▶ **Problem details**
Give the data below again, word for word.

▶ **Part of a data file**
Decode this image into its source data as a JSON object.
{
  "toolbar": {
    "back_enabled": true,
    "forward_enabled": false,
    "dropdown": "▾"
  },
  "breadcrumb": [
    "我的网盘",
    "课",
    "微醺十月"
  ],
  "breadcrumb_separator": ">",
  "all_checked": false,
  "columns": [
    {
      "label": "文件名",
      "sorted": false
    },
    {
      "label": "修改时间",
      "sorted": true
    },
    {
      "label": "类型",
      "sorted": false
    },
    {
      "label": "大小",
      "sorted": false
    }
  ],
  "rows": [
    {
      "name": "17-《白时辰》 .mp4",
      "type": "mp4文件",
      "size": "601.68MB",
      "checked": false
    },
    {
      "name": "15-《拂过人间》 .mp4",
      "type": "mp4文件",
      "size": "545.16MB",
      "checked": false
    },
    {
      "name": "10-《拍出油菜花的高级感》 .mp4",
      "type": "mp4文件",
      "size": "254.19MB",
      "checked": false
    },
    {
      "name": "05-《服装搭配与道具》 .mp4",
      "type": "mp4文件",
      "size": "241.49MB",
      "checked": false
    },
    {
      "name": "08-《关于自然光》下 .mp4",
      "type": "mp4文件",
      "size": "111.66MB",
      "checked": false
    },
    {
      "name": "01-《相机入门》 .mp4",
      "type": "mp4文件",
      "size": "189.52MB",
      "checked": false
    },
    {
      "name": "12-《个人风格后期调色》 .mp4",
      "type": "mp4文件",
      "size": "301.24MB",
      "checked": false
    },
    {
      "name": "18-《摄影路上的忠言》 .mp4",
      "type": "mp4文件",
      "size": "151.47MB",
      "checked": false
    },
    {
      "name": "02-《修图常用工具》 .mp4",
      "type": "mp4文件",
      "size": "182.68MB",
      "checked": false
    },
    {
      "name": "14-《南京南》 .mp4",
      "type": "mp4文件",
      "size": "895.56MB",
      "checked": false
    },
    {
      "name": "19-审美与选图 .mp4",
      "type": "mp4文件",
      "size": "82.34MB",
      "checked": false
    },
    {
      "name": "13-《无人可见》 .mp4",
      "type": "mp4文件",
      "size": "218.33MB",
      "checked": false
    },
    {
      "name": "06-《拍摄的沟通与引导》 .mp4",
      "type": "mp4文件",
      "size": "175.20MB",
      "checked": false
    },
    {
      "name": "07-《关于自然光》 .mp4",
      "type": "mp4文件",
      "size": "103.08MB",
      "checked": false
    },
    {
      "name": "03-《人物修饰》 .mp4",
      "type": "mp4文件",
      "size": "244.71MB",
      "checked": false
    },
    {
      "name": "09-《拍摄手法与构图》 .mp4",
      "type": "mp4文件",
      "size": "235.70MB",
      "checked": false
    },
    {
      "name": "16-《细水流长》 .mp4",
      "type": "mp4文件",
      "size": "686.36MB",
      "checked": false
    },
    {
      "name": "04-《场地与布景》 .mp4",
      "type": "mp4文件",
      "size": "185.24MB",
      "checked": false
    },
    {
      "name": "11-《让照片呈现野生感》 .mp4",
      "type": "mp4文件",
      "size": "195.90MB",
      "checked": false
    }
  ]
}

▶ **The answer**
Decode this image into its source data as a JSON object.
{
  "toolbar": {
    "back_enabled": true,
    "forward_enabled": false,
    "dropdown": "▾"
  },
  "breadcrumb": [
    "我的网盘",
    "课",
    "微醺十月"
  ],
  "breadcrumb_separator": ">",
  "all_checked": false,
  "columns": [
    {
      "label": "文件名",
      "sorted": false
    },
    {
      "label": "修改时间",
      "sorted": true
    },
    {
      "label": "类型",
      "sorted": false
    },
    {
      "label": "大小",
      "sorted": false
    }
  ],
  "rows": [
    {
      "name": "17-《白时辰》 .mp4",
      "type": "mp4文件",
      "size": "601.68MB",
      "checked": false
    },
    {
      "name": "15-《拂过人间》 .mp4",
      "type": "mp4文件",
      "size": "545.16MB",
      "checked": false
    },
    {
      "name": "10-《拍出油菜花的高级感》 .mp4",
      "type": "mp4文件",
      "size": "254.19MB",
      "checked": false
    },
    {
      "name": "05-《服装搭配与道具》 .mp4",
      "type": "mp4文件",
      "size": "241.49MB",
      "checked": false
    },
    {
      "name": "08-《关于自然光》下 .mp4",
      "type": "mp4文件",
      "size": "111.66MB",
      "checked": false
    },
    {
      "name": "01-《相机入门》 .mp4",
      "type": "mp4文件",
      "size": "189.52MB",
      "checked": false
    },
    {
      "name": "12-《个人风格后期调色》 .mp4",
      "type": "mp4文件",
      "size": "301.24MB",
      "checked": false
    },
    {
      "name": "18-《摄影路上的忠言》 .mp4",
      "type": "mp4文件",
      "size": "151.47MB",
      "checked": false
    },
    {
      "name": "02-《修图常用工具》 .mp4",
      "type": "mp4文件",
      "size": "182.68MB",
      "checked": false
    },
    {
      "name": "14-《南京南》 .mp4",
      "type": "mp4文件",
      "size": "895.56MB",
      "checked": false
    },
    {
      "name": "19-审美与选图 .mp4",
      "type": "mp4文件",
      "size": "82.34MB",
      "checked": false
    },
    {
      "name": "13-《无人可见》 .mp4",
      "type": "mp4文件",
      "size": "218.33MB",
      "checked": false
    },
    {
      "name": "06-《拍摄的沟通与引导》 .mp4",
      "type": "mp4文件",
      "size": "175.20MB",
      "checked": false
    },
    {
      "name": "07-《关于自然光》 .mp4",
      "type": "mp4文件",
      "size": "103.08MB",
      "checked": false
    },
    {
      "name": "03-《人物修饰》 .mp4",
      "type": "mp4文件",
      "size": "244.71MB",
      "checked": false
    },
    {
      "name": "09-《拍摄手法与构图》 .mp4",
      "type": "mp4文件",
      "size": "235.70MB",
      "checked": false
    },
    {
      "name": "16-《细水流长》 .mp4",
      "type": "mp4文件",
      "size": "686.36MB",
      "checked": false
    },
    {
      "name": "04-《场地与布景》 .mp4",
      "type": "mp4文件",
      "size": "185.24MB",
      "checked": false
    },
    {
      "name": "11-《让照片呈现野生感》 .mp4",
      "type": "mp4文件",
      "size": "195.90MB",
      "checked": false
    }
  ]
}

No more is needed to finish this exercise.